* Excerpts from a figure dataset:

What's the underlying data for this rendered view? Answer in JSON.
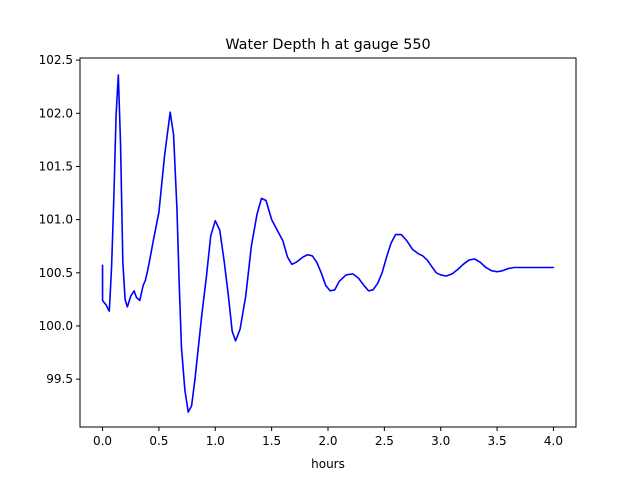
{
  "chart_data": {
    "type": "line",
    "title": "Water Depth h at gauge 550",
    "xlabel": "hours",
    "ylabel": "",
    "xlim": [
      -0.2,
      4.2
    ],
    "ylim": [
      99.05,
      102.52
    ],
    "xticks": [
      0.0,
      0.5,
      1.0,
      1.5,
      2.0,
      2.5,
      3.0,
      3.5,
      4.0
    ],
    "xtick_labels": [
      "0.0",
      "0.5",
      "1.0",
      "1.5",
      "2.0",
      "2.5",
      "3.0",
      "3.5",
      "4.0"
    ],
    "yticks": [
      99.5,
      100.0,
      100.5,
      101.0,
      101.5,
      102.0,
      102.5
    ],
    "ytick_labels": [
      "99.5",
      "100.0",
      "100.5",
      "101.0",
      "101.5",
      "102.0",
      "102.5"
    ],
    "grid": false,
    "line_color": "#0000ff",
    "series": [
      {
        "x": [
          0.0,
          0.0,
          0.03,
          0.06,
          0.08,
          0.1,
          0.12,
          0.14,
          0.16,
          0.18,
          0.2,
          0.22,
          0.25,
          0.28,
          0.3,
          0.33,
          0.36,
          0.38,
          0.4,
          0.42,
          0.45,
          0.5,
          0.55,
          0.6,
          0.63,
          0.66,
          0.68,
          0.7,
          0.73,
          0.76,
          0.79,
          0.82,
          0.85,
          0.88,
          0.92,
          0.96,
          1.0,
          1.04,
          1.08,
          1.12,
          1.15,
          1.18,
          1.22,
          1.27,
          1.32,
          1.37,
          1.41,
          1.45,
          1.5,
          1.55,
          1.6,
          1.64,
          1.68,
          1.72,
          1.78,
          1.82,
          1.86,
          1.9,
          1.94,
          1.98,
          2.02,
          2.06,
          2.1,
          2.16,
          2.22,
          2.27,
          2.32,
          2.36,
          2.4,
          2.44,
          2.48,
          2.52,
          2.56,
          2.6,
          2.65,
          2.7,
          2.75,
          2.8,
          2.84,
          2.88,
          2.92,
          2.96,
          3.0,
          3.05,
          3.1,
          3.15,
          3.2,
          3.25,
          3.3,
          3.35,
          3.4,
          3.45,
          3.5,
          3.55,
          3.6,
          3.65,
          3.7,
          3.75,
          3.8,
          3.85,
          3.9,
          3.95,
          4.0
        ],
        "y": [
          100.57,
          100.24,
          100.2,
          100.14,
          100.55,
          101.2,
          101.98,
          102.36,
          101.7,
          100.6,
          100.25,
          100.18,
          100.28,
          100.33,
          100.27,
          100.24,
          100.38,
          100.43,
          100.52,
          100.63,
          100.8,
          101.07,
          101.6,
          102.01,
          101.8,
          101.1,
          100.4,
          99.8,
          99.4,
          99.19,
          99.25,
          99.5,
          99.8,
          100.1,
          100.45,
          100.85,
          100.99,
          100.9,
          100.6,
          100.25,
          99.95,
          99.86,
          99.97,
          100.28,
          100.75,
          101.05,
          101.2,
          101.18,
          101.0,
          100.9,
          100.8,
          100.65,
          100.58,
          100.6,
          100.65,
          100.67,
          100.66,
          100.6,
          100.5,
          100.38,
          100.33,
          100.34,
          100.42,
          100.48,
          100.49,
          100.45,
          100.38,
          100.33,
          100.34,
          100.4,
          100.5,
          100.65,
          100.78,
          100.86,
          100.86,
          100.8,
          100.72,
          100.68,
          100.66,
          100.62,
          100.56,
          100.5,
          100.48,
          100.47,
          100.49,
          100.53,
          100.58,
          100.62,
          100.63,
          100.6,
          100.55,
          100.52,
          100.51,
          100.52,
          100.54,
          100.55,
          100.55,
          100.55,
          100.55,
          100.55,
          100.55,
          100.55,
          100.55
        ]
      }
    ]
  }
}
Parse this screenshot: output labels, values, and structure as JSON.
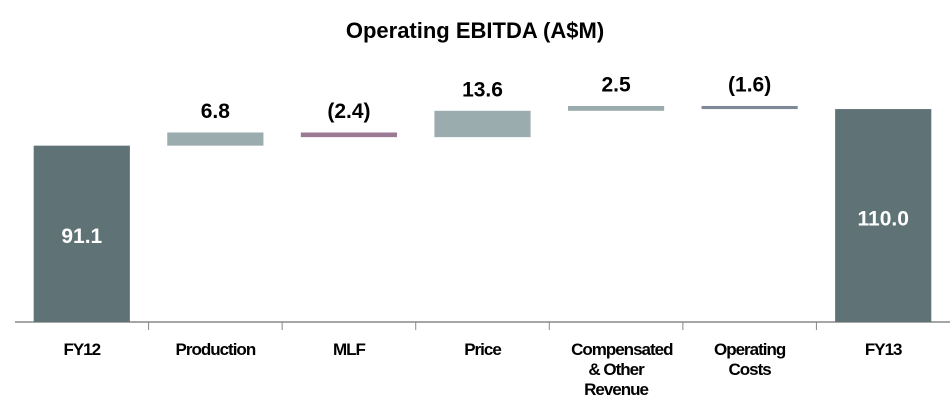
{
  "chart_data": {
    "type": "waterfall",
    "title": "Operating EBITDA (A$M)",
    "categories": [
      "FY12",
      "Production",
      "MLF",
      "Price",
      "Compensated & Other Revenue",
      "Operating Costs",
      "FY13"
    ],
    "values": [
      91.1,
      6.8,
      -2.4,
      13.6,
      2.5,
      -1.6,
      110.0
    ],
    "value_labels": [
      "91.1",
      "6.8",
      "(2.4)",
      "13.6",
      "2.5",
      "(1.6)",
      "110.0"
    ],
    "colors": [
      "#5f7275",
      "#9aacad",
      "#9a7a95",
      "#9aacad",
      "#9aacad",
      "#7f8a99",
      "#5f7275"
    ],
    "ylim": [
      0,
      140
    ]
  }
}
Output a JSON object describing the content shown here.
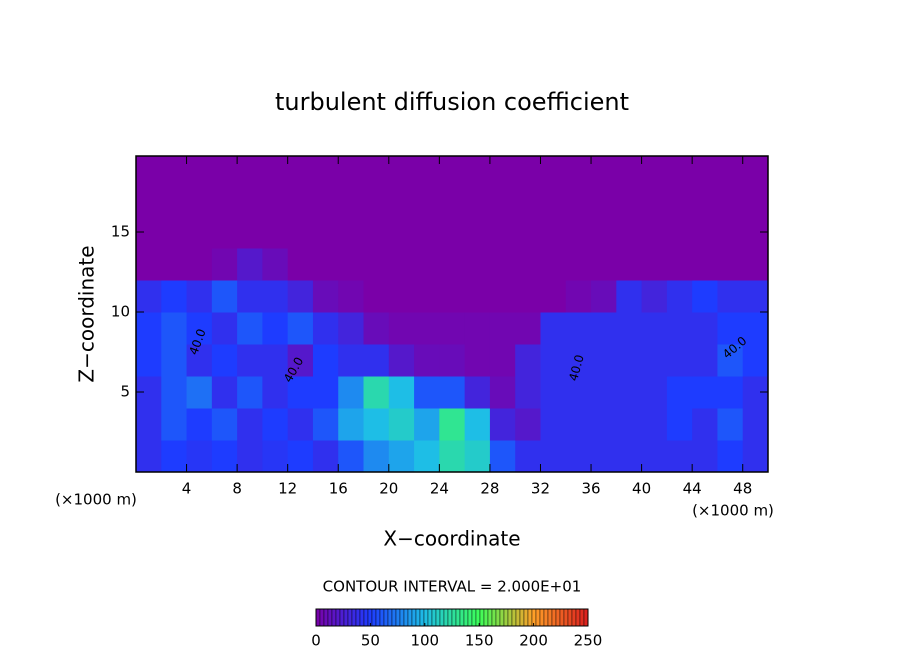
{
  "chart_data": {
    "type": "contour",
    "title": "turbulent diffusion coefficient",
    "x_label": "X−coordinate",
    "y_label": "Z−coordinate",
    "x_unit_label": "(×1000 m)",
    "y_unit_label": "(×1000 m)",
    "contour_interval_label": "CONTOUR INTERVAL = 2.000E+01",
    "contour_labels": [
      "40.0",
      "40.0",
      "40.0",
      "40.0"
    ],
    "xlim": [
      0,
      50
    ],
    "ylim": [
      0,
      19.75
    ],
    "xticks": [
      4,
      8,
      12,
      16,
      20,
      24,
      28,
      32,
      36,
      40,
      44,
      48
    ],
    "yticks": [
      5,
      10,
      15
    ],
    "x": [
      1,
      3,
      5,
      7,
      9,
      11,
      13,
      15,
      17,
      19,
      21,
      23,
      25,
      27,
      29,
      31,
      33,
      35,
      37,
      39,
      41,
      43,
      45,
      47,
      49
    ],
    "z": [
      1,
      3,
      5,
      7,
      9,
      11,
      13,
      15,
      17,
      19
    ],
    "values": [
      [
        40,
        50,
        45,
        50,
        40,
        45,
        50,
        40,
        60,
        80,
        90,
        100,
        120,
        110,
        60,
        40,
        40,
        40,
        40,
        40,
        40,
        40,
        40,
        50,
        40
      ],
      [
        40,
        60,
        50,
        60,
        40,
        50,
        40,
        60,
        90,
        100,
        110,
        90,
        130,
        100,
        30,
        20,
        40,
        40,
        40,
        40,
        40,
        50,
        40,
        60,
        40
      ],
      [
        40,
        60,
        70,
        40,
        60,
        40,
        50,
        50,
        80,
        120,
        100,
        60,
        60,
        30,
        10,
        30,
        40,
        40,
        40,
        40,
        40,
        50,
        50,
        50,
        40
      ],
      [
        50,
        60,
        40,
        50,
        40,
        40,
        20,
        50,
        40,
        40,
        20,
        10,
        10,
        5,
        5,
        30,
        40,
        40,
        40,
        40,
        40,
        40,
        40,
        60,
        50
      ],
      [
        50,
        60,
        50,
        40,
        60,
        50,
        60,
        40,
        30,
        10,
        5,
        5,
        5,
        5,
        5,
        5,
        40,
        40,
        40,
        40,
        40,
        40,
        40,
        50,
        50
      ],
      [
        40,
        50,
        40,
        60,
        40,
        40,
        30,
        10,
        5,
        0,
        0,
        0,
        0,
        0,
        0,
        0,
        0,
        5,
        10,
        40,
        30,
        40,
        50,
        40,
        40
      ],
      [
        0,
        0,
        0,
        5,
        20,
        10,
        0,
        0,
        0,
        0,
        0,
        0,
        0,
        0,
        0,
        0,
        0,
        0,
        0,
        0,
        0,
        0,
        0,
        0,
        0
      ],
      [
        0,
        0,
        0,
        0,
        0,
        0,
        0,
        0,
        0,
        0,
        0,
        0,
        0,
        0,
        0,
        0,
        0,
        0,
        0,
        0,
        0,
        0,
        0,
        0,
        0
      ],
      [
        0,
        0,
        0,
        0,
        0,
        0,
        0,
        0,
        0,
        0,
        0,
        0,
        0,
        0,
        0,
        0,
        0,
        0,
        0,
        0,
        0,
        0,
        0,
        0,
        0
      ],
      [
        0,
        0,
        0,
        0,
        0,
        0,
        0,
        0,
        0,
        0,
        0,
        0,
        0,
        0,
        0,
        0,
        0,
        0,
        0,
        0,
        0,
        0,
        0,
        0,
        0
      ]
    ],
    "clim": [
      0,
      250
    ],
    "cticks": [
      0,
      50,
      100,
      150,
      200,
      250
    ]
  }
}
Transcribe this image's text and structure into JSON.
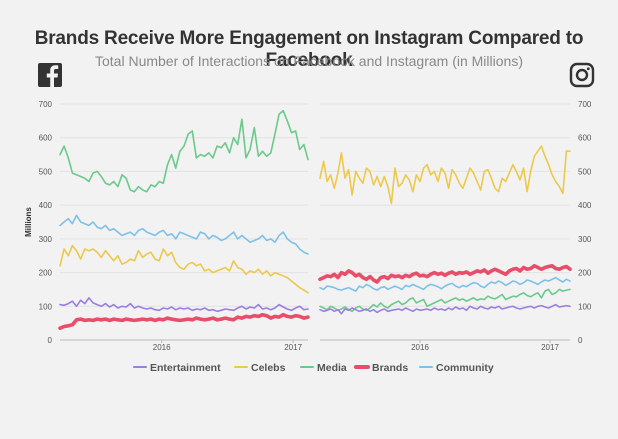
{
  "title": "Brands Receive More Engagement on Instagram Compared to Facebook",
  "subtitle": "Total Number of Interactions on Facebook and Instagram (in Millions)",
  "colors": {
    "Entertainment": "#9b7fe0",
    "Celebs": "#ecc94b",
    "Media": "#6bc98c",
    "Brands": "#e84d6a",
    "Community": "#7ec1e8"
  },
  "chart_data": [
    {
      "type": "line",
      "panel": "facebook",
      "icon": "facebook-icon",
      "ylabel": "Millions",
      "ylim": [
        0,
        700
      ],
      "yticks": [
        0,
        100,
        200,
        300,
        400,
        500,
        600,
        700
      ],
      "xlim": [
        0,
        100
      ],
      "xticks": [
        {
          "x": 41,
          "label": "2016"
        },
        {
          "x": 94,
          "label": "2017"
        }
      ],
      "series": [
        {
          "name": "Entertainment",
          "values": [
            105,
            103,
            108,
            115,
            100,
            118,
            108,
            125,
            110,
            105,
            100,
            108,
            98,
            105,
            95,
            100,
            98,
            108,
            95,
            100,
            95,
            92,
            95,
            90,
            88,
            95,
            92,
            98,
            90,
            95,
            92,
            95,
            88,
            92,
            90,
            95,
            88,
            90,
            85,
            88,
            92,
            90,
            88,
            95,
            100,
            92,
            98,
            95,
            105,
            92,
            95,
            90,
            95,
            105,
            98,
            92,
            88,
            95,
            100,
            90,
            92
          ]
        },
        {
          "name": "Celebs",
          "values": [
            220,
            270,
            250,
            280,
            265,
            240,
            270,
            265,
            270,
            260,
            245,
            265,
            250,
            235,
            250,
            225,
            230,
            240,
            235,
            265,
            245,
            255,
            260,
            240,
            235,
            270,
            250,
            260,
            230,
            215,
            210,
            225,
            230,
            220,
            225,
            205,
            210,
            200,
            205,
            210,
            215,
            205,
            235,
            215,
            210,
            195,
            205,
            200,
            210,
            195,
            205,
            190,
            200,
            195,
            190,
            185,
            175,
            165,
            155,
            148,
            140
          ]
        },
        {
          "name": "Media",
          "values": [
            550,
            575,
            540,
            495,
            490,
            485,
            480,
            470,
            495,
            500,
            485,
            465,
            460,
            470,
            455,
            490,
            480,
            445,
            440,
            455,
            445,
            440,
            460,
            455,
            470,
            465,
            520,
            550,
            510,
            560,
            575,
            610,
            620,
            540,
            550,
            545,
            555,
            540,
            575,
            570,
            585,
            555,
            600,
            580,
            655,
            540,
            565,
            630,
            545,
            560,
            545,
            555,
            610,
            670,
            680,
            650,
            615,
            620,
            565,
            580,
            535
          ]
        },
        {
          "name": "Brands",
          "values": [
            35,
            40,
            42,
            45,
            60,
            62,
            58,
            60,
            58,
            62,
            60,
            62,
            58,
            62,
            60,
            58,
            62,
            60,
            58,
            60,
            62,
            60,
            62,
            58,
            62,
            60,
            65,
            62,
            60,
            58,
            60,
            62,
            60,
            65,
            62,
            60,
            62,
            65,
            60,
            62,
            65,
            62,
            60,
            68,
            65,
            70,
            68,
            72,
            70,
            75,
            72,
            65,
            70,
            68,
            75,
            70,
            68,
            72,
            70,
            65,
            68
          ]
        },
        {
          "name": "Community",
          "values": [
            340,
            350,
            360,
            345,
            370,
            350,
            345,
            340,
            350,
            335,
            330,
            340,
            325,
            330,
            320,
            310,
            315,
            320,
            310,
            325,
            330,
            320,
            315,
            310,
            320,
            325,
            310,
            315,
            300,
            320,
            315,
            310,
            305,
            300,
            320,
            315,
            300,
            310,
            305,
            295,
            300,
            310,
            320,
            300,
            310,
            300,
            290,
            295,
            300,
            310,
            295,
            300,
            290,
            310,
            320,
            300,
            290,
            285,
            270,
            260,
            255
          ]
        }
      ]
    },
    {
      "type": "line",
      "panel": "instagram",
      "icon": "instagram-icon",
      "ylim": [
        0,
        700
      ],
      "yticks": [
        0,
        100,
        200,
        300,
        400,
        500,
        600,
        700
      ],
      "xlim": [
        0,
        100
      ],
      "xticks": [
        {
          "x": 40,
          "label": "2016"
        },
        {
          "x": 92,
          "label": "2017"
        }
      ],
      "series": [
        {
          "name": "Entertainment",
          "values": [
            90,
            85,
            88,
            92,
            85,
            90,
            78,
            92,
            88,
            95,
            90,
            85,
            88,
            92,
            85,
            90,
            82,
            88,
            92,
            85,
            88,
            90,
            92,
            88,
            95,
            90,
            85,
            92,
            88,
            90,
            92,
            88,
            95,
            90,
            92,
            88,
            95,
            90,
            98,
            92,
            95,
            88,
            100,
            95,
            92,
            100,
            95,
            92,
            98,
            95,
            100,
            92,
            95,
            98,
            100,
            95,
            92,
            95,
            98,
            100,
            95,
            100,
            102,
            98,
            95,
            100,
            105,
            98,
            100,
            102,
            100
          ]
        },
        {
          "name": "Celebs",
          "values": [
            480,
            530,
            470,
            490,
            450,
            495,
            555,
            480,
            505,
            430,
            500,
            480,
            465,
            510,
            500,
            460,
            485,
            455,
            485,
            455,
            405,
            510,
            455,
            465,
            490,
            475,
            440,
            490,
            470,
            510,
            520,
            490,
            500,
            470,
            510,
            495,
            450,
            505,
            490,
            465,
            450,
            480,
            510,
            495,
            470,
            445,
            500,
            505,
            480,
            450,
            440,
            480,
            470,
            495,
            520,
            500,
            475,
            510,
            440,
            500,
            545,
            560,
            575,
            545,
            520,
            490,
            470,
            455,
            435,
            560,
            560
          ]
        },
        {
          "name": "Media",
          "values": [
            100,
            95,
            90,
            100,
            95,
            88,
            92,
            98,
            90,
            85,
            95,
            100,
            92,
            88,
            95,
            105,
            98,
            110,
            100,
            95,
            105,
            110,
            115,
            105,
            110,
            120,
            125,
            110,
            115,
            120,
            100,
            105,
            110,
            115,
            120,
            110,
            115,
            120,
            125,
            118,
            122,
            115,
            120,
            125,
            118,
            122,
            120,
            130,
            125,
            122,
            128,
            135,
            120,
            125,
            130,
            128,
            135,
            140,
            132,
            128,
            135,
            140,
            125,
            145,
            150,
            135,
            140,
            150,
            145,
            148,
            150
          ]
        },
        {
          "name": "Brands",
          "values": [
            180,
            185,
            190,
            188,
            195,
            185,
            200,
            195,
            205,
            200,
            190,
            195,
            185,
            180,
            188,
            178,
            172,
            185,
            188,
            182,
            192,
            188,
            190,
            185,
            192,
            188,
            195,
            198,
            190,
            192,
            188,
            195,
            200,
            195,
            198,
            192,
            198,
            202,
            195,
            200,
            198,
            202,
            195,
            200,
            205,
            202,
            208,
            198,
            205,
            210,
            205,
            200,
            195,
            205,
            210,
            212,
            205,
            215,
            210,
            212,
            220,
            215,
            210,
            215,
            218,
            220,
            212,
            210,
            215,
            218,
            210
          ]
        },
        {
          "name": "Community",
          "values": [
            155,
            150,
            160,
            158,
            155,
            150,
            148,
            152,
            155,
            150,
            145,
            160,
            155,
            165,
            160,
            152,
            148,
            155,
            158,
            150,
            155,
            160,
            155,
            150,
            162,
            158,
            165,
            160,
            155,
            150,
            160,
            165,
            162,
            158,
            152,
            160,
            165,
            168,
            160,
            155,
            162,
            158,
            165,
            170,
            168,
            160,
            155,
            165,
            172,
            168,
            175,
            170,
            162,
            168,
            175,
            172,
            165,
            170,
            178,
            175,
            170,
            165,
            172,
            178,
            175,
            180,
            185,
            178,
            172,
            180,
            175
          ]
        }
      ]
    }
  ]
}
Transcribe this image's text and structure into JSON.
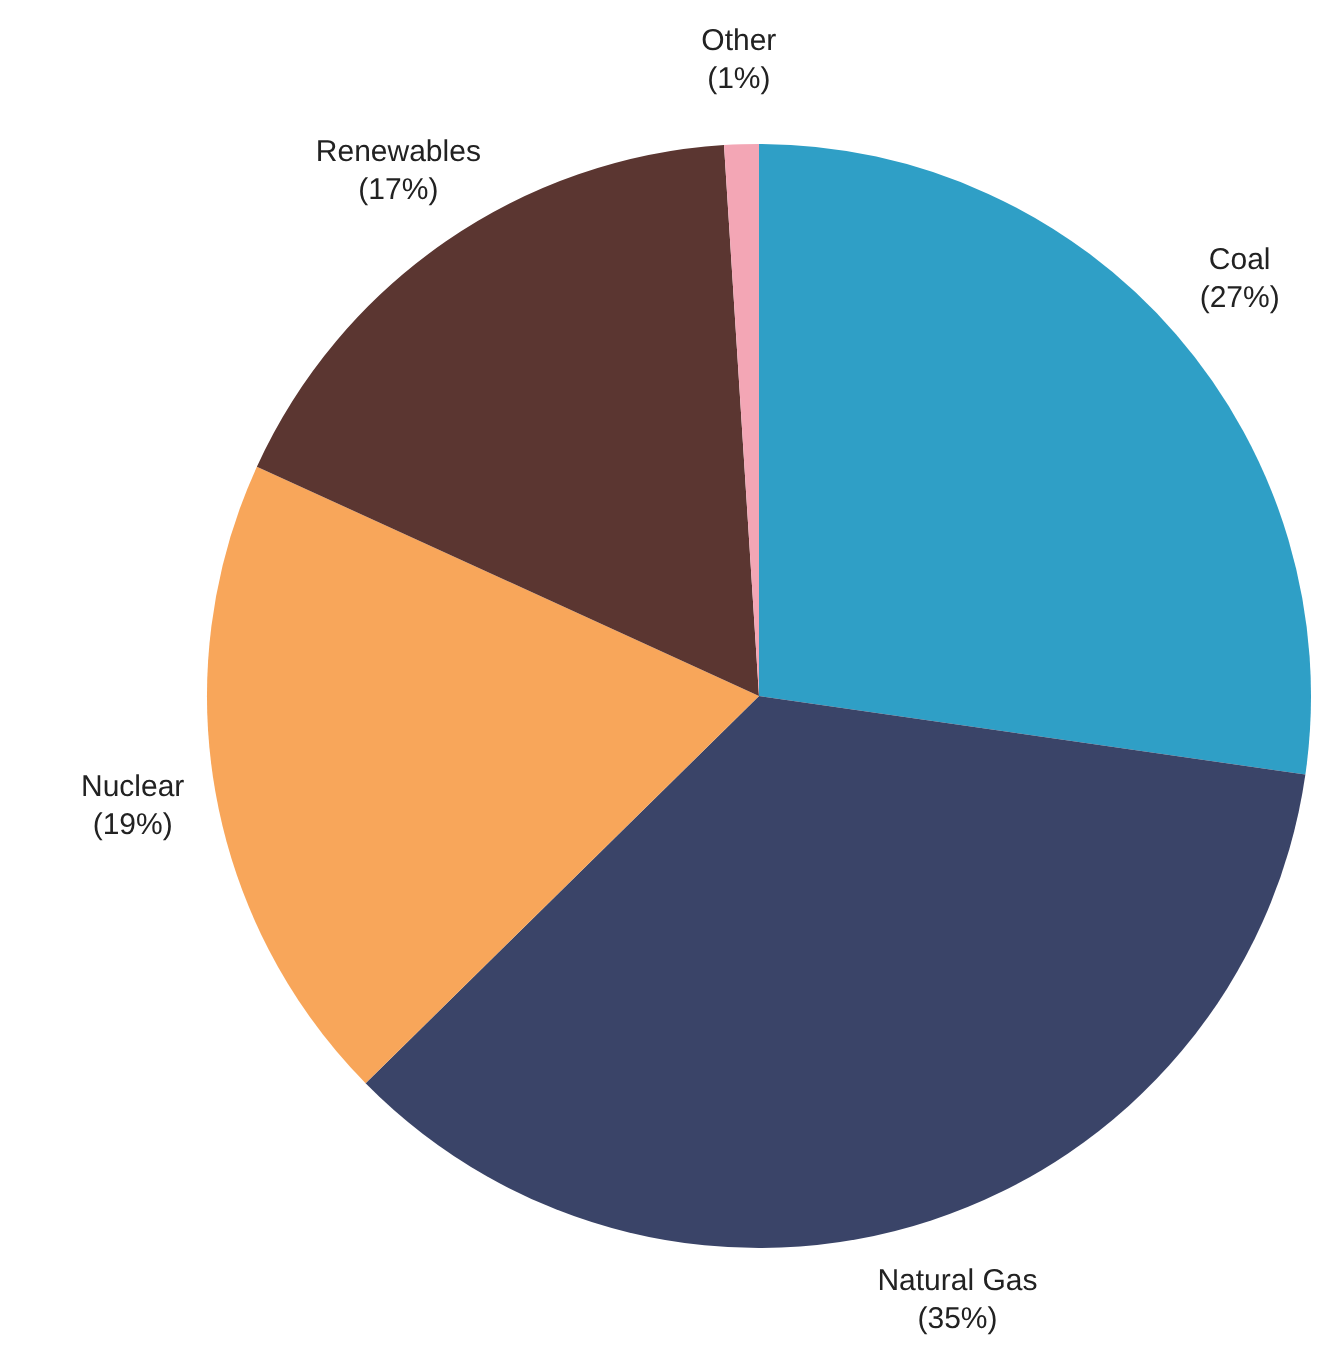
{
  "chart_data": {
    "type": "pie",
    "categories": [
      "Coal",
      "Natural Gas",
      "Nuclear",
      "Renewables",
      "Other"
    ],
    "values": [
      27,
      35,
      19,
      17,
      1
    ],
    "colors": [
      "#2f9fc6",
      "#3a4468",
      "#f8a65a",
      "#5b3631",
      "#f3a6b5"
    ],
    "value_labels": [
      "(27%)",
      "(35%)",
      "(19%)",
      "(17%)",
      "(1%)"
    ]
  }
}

* What to work on: Report how many lines in the entries hold the string "icon". Nothing but the number is wanted.

* Full solution: 2